Requirements: Within the records that follow, find every line containing the string "text". Copy those lines.

Data entries:
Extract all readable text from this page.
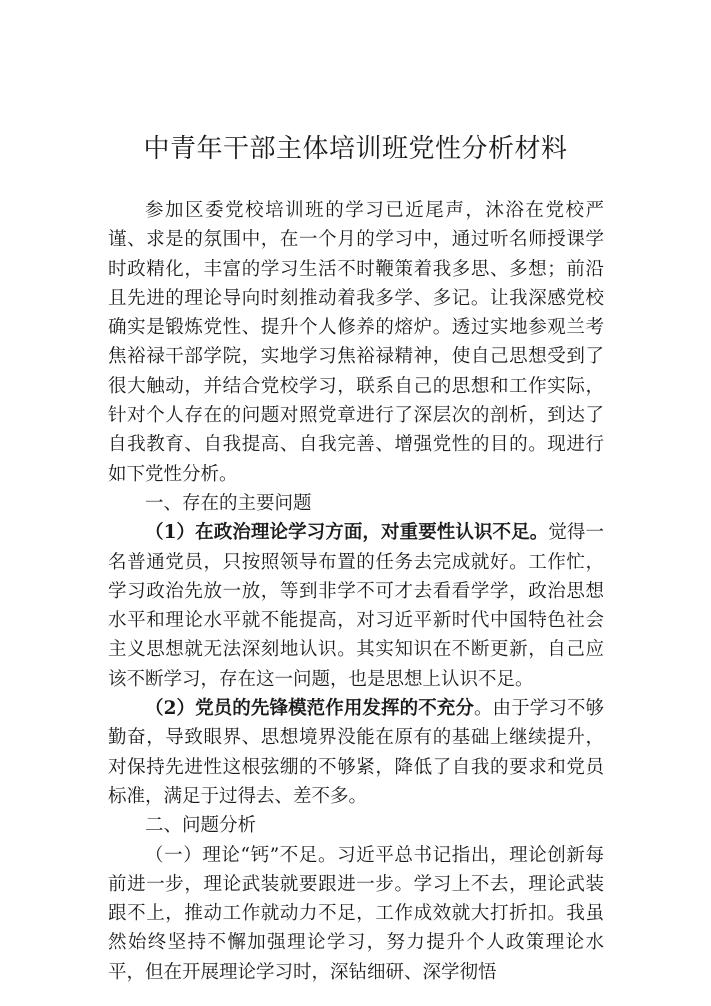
中青年干部主体培训班党性分析材料

参加区委党校培训班的学习已近尾声，沐浴在党校严谨、求是的氛围中，在一个月的学习中，通过听名师授课学时政精化，丰富的学习生活不时鞭策着我多思、多想；前沿且先进的理论导向时刻推动着我多学、多记。让我深感党校确实是锻炼党性、提升个人修养的熔炉。透过实地参观兰考焦裕禄干部学院，实地学习焦裕禄精神，使自己思想受到了很大触动，并结合党校学习，联系自己的思想和工作实际，针对个人存在的问题对照党章进行了深层次的剖析，到达了自我教育、自我提高、自我完善、增强党性的目的。现进行如下党性分析。

一、存在的主要问题

（1）在政治理论学习方面，对重要性认识不足。觉得一名普通党员，只按照领导布置的任务去完成就好。工作忙，学习政治先放一放，等到非学不可才去看看学学，政治思想水平和理论水平就不能提高，对习近平新时代中国特色社会主义思想就无法深刻地认识。其实知识在不断更新，自己应该不断学习，存在这一问题，也是思想上认识不足。

（2）党员的先锋模范作用发挥的不充分。由于学习不够勤奋，导致眼界、思想境界没能在原有的基础上继续提升，对保持先进性这根弦绷的不够紧，降低了自我的要求和党员标准，满足于过得去、差不多。

二、问题分析

（一）理论“钙”不足。习近平总书记指出，理论创新每前进一步，理论武装就要跟进一步。学习上不去，理论武装跟不上，推动工作就动力不足，工作成效就大打折扣。我虽然始终坚持不懈加强理论学习，努力提升个人政策理论水平，但在开展理论学习时，深钻细研、深学彻悟
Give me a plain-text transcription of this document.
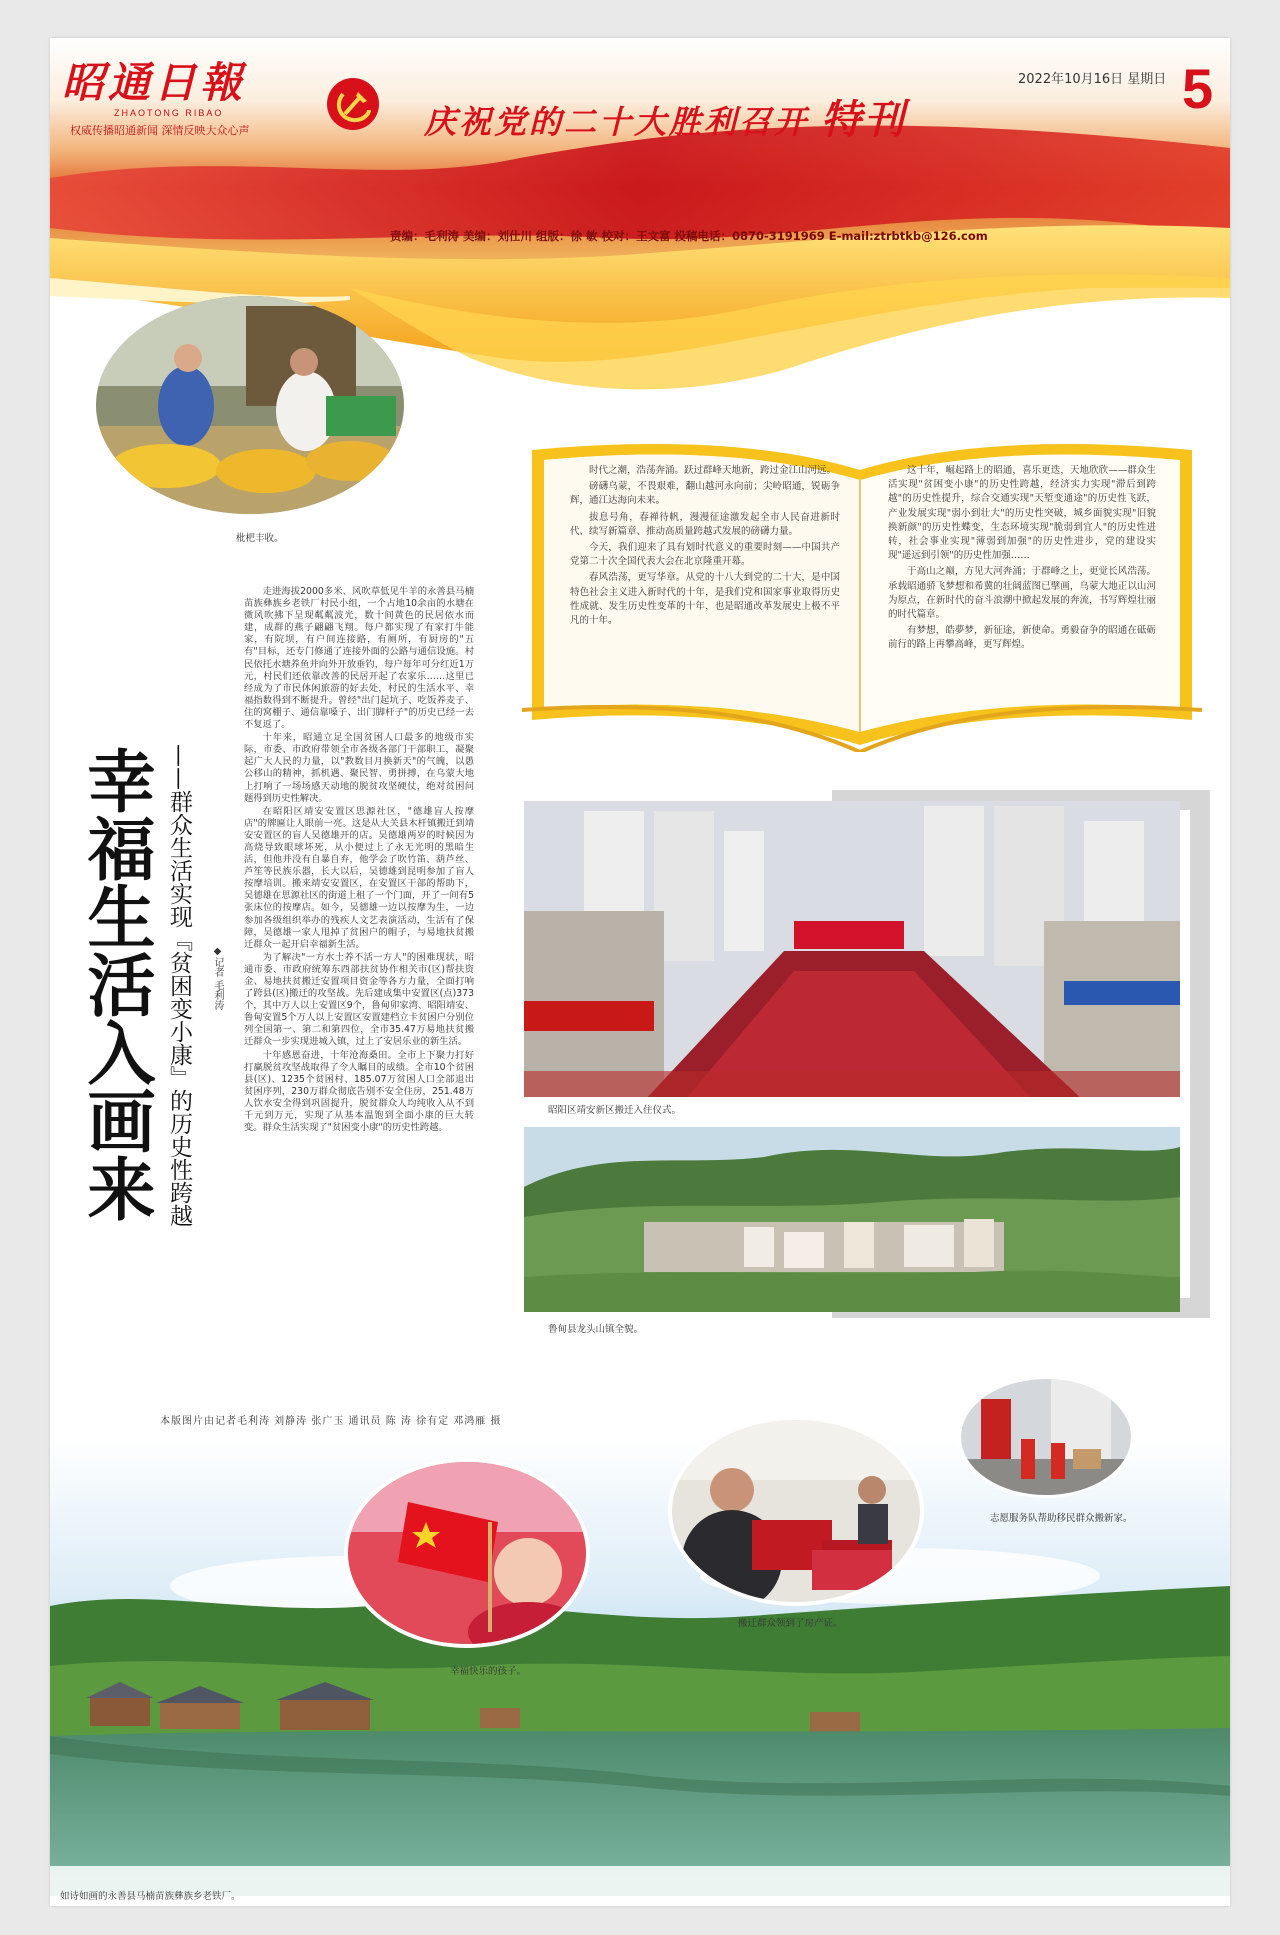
昭通日報
ZHAOTONG RIBAO
权威传播昭通新闻 深情反映大众心声	庆祝党的二十大胜利召开 特刊
2022年10月16日 星期日 5
责编：毛利涛 美编：刘仕川 组版：徐 敏 校对：王文富 投稿电话：0870-3191969 E-mail:ztrbtkb@126.com
枇杷丰收。

时代之潮，浩荡奔涌。跃过群峰天地新，跨过金江山河远。

磅礴乌蒙，不畏艰难，翻山越河永向前；尖岭昭通，锐砺争辉，通江达海向未来。

拔息号角，春禅待帆，漫漫征途激发起全市人民奋进新时代、续写新篇章、推动高质量跨越式发展的磅礴力量。

今天，我们迎来了具有划时代意义的重要时刻——中国共产党第二十次全国代表大会在北京隆重开幕。

春风浩荡，更写华章。从党的十八大到党的二十大，是中国特色社会主义进入新时代的十年，是我们党和国家事业取得历史性成就、发生历史性变革的十年，也是昭通改革发展史上极不平凡的十年。

这十年，崛起路上的昭通，喜乐更迭，天地欣欣——群众生活实现"贫困变小康"的历史性跨越，经济实力实现"滞后到跨越"的历史性提升，综合交通实现"天堑变通途"的历史性飞跃，产业发展实现"弱小到壮大"的历史性突破，城乡面貌实现"旧貌换新颜"的历史性蝶变，生态环境实现"脆弱到宜人"的历史性进转，社会事业实现"薄弱到加强"的历史性进步，党的建设实现"遥远到引领"的历史性加强……

于高山之巅，方见大河奔涌；于群峰之上，更觉长风浩荡。承载昭通骄飞梦想和希冀的壮阔蓝图已擘画，乌蒙大地正以山河为原点，在新时代的奋斗浪潮中掀起发展的奔流，书写辉煌壮丽的时代篇章。

有梦想，皓夢梦，新征途，新使命。勇毅奋争的昭通在砥砺前行的路上再攀高峰，更写辉煌。

幸福生活入画来 ——群众生活实现『贫困变小康』的历史性跨越 ◆记者 毛利涛

走进海拔2000多米、风吹草低见牛羊的永善县马楠苗族彝族乡老铁厂村民小组，一个占地10余亩的水塘在微风吹拂下呈现粼粼波光，数十间黄色的民居依水而建，成群的燕子翩翩飞翔。每户都实现了有家打牛能家，有院坝，有户间连接路，有厕所，有厨房的"五有"目标，还专门修通了连接外面的公路与通信设施。村民依托水塘养鱼并向外开放垂钓，每户每年可分红近1万元，村民们还依靠改善的民居开起了农家乐……这里已经成为了市民休闲旅游的好去处，村民的生活水平、幸福指数得到不断提升。曾经"出门起坑子、吃饭养麦子、住的窝棚子、通信靠嗓子、出门脚杆子"的历史已经一去不复返了。

十年来，昭通立足全国贫困人口最多的地级市实际，市委、市政府带领全市各级各部门干部职工，凝聚起广大人民的力量，以"教数目月换新天"的气魄，以愚公移山的精神，抓机遇、聚民智、勇拼搏，在乌蒙大地上打响了一场场感天动地的脱贫攻坚硬仗，绝对贫困问题得到历史性解决。

在昭阳区靖安安置区思源社区，"德雄盲人按摩店"的牌匾让人眼前一亮。这是从大关县木杆镇搬迁到靖安安置区的盲人吴德雄开的店。吴德雄两岁的时候因为高烧导致眼球坏死，从小便过上了永无光明的黑暗生活，但他并没有自暴自弃，他学会了吹竹笛、葫芦丝、芦笙等民族乐器，长大以后，吴德雄到昆明参加了盲人按摩培训。搬来靖安安置区，在安置区干部的帮助下，吴德雄在思源社区的街道上租了一个门面，开了一间有5张床位的按摩店。如今，吴德雄一边以按摩为生，一边参加各级组织举办的残疾人文艺表演活动，生活有了保障，吴德雄一家人甩掉了贫困户的帽子，与易地扶贫搬迁群众一起开启幸福新生活。

为了解决"一方水土养不活一方人"的困难现状，昭通市委、市政府统筹东西部扶贫协作相关市(区)帮扶资金、易地扶贫搬迁安置项目资金等各方力量，全面打响了跨县(区)搬迁的攻坚战。先后建成集中安置区(点)373个，其中万人以上安置区9个，鲁甸卯家湾、昭阳靖安、鲁甸安置5个万人以上安置区安置建档立卡贫困户分别位列全国第一、第二和第四位，全市35.47万易地扶贫搬迁群众一步实现进城入镇，过上了安居乐业的新生活。

十年感恩奋进，十年沧海桑田。全市上下聚力打好打赢脱贫攻坚战取得了令人瞩目的成绩。全市10个贫困县(区)、1235个贫困村、185.07万贫困人口全部退出贫困序列，230万群众彻底告别不安全住房，251.48万人饮水安全得到巩固提升，脱贫群众人均纯收入从不到千元到万元，实现了从基本温饱到全面小康的巨大转变。群众生活实现了"贫困变小康"的历史性跨越。

昭阳区靖安新区搬迁入住仪式。
鲁甸县龙头山镇全貌。
本版图片由记者毛利涛 刘静涛 张广玉 通讯员 陈 涛 徐有定 邓鸿雁 摄
如诗如画的永善县马楠苗族彝族乡老铁厂。
幸福快乐的孩子。
搬迁群众领到了房产证。
志愿服务队帮助移民群众搬新家。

The output:
Extract all readable text from this page.
Give me a plain-text transcription of this document.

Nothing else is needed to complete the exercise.